BEGIN EXTRACT PROVIDED

# My display terrarium



## krillin (Jul 20, 2010)

Well time to make my contribution here.

This is my setup at home. The top half is occupied by two chinese dragons. I got these for almost 8 years now.

The bottem half is occupied by Dendrobates Azureus.

Both terrariums are iluminated by LED Lights and is controlled with a computer (sunrise, sunset, fans, rain simulation etc) on the side is a touchscreen panel to bypass certain settings or start demo's.
































































Here are some youtube links to the sunrise/thunder simulation. They are old though because i changed the lightbulbs setup and positions.


----------



## BR5 (Dec 7, 2009)

That's one awesome setup. As I scrolled over to see where you were from my thought was you had to be over seas based on the look and use of technology.
Nice!

END EXTRACT PROVIDED
BEGIN INFORMATION GIVEN

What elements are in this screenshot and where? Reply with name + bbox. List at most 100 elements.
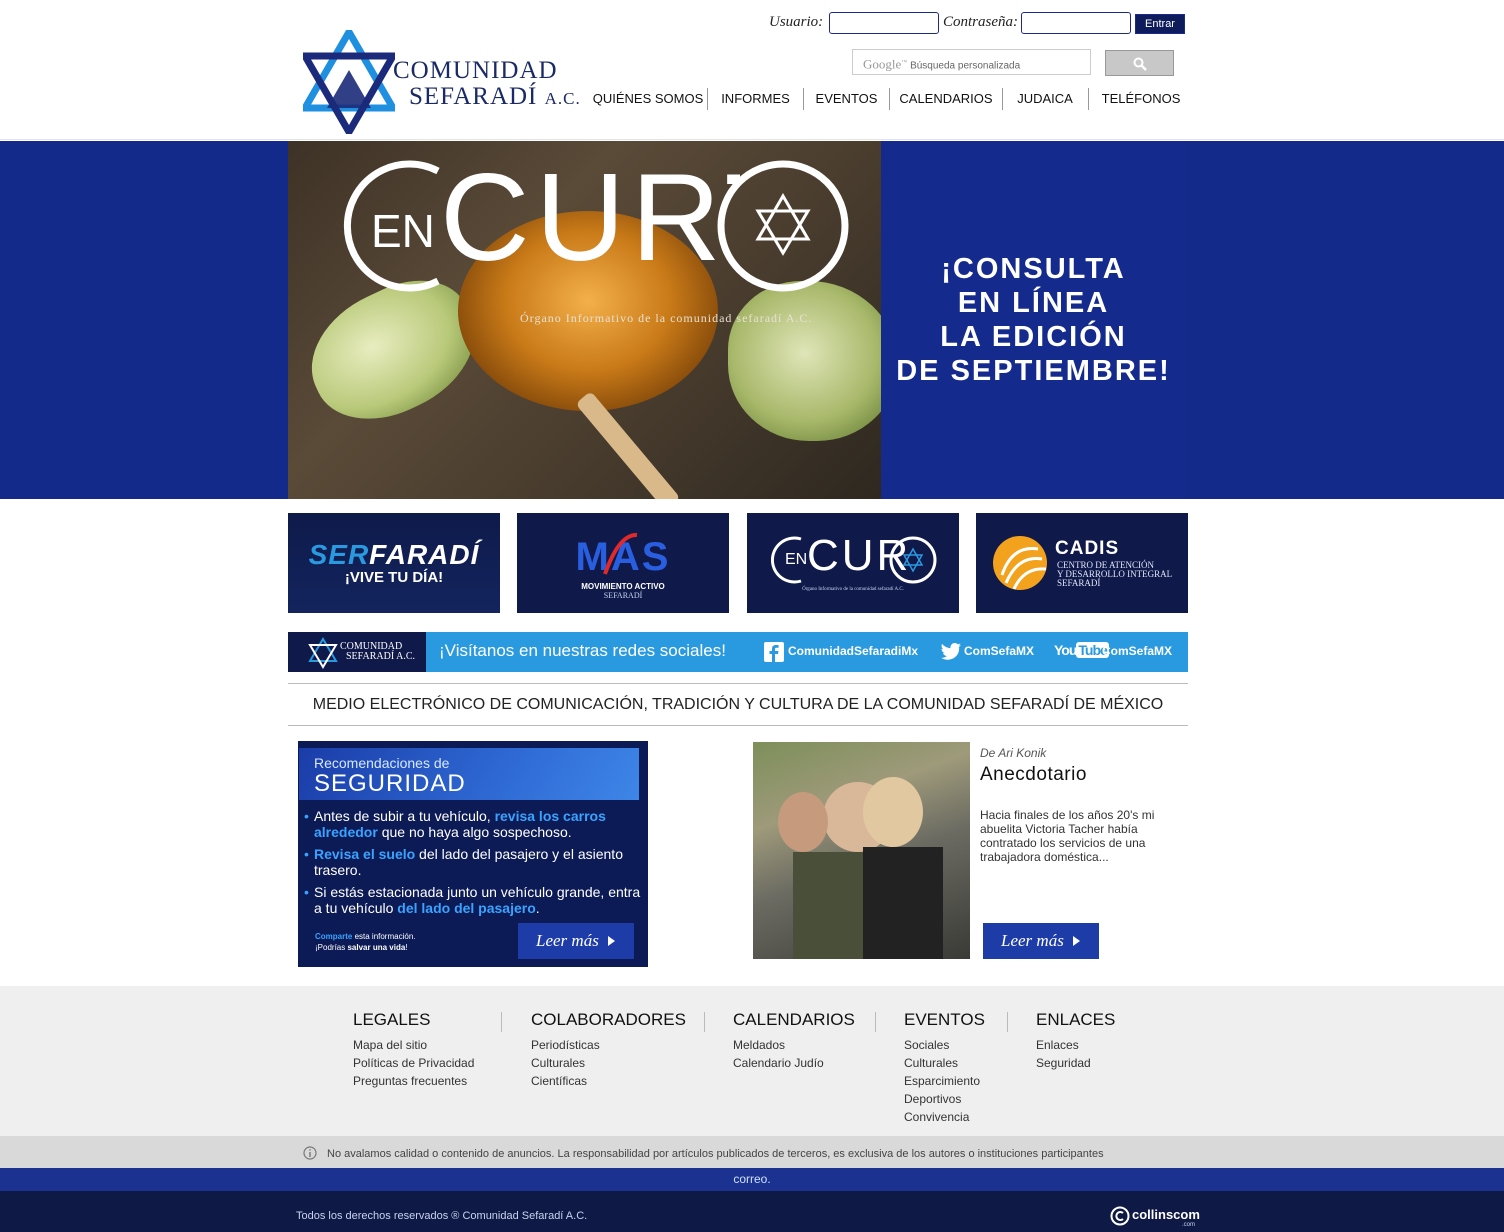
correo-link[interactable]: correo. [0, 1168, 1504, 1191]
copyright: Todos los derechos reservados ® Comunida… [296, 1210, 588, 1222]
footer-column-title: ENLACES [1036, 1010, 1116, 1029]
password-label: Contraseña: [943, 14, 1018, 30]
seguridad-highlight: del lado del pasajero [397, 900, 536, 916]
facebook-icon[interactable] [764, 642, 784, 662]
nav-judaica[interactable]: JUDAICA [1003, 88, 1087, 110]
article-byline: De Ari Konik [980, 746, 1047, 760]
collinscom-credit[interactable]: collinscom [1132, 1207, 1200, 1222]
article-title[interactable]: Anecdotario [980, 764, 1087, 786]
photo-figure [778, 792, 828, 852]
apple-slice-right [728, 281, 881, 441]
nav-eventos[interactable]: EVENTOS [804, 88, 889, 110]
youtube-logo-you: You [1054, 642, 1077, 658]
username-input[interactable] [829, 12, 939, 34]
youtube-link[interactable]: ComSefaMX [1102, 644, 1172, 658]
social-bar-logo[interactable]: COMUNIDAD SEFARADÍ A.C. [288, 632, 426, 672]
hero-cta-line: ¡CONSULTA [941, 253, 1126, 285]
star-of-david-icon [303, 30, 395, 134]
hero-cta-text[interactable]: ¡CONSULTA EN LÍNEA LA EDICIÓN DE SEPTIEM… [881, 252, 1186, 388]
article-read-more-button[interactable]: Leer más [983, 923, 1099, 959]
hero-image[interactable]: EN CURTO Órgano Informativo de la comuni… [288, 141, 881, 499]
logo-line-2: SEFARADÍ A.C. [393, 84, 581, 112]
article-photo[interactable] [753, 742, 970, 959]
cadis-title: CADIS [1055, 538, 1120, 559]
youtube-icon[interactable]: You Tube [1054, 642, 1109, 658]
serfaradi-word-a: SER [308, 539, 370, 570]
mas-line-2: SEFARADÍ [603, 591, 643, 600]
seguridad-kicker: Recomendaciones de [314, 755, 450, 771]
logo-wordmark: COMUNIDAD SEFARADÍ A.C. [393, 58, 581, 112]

END INFORMATION GIVEN

● **STATED TASK A**
According to the terrarium thread, what occupies the bottom half of the setup?
● **STATED TASK B**
Count the lines in the listing that contain the string "photo", treating case as significant.

● **FULL SOLUTION A**
Dendrobates Azureus.

● **FULL SOLUTION B**
2